Begin

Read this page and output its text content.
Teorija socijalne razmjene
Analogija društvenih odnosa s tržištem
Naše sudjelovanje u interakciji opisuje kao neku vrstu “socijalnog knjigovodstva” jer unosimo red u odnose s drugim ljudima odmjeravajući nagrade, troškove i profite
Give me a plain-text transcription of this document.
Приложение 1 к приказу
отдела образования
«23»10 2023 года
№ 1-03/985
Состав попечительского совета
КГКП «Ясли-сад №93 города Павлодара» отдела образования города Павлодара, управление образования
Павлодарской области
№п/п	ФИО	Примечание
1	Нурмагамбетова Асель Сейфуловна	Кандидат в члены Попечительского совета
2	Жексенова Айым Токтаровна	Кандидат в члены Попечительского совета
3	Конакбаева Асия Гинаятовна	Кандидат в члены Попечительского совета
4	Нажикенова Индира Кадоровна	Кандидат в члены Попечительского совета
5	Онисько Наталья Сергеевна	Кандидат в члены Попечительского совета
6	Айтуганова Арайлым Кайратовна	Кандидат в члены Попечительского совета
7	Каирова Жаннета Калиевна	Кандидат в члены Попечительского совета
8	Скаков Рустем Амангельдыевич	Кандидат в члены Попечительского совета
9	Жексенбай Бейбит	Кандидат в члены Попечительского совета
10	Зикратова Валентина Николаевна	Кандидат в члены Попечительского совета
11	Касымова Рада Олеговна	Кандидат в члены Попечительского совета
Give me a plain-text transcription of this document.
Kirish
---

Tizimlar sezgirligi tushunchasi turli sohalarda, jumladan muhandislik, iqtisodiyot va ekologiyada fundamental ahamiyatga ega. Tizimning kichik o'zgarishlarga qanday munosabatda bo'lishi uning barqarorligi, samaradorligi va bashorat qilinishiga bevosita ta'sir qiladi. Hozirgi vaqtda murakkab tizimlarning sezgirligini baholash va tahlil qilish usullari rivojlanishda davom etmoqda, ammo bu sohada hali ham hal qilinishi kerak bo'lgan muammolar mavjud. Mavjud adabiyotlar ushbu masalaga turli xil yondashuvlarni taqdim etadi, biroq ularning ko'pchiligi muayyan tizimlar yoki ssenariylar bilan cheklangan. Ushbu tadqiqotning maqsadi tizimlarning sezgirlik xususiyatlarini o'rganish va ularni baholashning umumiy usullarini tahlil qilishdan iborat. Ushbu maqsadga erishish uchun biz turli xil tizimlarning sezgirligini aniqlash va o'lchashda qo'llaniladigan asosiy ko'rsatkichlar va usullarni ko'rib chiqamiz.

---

End

WHAT YOU NEED TO DO - Among the lines of the listing, how many hold the string "отдела"? Respond with only the number.

SOLUTION FOR THIS PROBLEM - 2